* _TASK REQUIREMENTS_:
Give the number of lines containing the word "Introdução" and nothing more.

* _THE INPUT_:
________
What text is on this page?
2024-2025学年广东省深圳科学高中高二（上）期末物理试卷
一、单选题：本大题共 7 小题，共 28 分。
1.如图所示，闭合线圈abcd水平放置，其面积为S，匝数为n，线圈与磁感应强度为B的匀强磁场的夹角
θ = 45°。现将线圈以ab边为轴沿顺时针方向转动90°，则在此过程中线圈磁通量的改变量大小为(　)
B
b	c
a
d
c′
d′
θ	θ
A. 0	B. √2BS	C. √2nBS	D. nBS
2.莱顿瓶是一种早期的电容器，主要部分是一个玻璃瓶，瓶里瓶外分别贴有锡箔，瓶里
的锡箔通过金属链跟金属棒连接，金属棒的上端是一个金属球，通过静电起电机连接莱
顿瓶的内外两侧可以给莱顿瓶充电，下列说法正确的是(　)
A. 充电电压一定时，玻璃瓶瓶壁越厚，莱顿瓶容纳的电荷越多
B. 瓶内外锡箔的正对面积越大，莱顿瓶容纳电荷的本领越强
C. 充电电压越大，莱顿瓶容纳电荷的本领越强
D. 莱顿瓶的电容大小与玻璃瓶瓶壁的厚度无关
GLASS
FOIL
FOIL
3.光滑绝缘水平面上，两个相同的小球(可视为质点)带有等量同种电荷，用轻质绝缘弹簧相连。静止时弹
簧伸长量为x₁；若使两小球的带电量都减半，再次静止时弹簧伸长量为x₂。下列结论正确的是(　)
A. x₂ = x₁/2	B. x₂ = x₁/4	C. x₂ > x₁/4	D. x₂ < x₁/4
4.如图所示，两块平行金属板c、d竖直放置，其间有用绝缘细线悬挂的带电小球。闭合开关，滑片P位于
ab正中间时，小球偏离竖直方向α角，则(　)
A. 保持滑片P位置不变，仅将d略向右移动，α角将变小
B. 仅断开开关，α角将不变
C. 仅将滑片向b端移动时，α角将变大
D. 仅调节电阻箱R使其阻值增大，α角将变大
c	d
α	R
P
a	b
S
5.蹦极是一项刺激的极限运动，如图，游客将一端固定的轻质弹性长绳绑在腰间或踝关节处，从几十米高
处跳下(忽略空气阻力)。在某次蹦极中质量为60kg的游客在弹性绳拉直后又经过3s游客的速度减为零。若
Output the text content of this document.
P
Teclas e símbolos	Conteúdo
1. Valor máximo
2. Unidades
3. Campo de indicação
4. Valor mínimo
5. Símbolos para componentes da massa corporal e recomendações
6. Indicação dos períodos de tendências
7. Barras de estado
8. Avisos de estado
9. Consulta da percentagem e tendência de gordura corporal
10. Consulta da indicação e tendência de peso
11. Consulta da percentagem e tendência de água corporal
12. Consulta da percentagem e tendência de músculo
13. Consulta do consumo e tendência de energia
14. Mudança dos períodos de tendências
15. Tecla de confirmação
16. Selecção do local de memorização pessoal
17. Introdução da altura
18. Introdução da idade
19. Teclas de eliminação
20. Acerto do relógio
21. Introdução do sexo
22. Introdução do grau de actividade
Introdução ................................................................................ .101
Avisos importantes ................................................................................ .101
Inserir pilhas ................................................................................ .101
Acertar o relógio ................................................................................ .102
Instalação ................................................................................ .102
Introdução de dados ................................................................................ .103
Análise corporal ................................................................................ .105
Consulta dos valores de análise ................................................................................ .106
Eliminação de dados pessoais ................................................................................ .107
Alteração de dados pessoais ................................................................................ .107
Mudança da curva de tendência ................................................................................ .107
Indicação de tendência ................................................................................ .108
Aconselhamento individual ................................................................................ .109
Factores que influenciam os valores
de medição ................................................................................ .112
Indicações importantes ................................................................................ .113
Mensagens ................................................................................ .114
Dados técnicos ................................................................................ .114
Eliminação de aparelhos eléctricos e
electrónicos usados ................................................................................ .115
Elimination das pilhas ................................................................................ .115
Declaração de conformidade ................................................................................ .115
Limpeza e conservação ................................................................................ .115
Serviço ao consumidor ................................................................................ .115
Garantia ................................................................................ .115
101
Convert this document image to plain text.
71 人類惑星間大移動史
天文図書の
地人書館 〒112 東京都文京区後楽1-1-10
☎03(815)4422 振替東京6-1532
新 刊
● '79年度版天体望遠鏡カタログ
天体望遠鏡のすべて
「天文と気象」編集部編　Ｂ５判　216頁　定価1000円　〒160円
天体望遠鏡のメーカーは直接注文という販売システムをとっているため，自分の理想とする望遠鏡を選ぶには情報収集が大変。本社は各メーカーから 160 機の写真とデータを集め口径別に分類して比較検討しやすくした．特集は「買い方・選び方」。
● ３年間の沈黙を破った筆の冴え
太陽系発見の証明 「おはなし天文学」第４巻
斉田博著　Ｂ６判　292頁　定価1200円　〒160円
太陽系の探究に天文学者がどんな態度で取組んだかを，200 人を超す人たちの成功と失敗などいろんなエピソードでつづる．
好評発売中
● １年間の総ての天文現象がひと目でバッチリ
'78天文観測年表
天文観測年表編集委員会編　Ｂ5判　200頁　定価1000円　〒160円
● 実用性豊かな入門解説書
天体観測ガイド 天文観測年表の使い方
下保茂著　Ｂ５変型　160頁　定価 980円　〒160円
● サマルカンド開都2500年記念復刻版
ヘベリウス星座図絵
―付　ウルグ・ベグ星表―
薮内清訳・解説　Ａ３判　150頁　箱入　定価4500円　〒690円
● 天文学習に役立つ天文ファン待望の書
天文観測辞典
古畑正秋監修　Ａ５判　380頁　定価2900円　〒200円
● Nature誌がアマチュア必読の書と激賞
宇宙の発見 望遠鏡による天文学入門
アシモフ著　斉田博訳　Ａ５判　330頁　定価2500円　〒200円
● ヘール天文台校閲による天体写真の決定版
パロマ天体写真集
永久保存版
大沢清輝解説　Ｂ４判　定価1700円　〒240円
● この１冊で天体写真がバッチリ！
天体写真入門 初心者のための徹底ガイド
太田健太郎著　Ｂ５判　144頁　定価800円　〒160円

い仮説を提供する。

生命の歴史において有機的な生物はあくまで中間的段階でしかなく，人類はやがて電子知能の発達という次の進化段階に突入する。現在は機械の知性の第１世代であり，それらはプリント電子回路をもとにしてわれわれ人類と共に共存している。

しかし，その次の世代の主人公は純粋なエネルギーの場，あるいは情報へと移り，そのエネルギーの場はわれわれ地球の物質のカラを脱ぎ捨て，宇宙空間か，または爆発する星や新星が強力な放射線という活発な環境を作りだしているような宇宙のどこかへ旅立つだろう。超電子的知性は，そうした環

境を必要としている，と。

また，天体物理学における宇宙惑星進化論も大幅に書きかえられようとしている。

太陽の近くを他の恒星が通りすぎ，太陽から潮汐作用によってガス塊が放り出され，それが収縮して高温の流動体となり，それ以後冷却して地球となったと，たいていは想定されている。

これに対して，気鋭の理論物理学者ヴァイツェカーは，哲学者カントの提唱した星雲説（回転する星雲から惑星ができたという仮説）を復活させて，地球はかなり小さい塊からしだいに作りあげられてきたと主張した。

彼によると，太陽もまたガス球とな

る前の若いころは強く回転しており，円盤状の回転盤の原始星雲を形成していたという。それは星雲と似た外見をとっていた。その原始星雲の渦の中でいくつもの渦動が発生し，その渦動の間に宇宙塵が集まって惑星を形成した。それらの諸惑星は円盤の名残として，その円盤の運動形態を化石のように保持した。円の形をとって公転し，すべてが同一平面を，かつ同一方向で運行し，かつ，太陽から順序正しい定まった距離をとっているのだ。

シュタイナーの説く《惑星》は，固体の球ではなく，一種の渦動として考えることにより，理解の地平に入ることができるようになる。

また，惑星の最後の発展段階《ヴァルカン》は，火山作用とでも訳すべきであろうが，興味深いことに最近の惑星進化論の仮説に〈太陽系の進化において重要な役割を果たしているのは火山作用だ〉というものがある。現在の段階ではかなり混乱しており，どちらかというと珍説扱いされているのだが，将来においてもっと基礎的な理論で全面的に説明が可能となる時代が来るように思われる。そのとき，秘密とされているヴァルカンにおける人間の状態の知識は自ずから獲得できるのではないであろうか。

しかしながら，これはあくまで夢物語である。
________
* _RESULT OF THE EXERCISE_:
6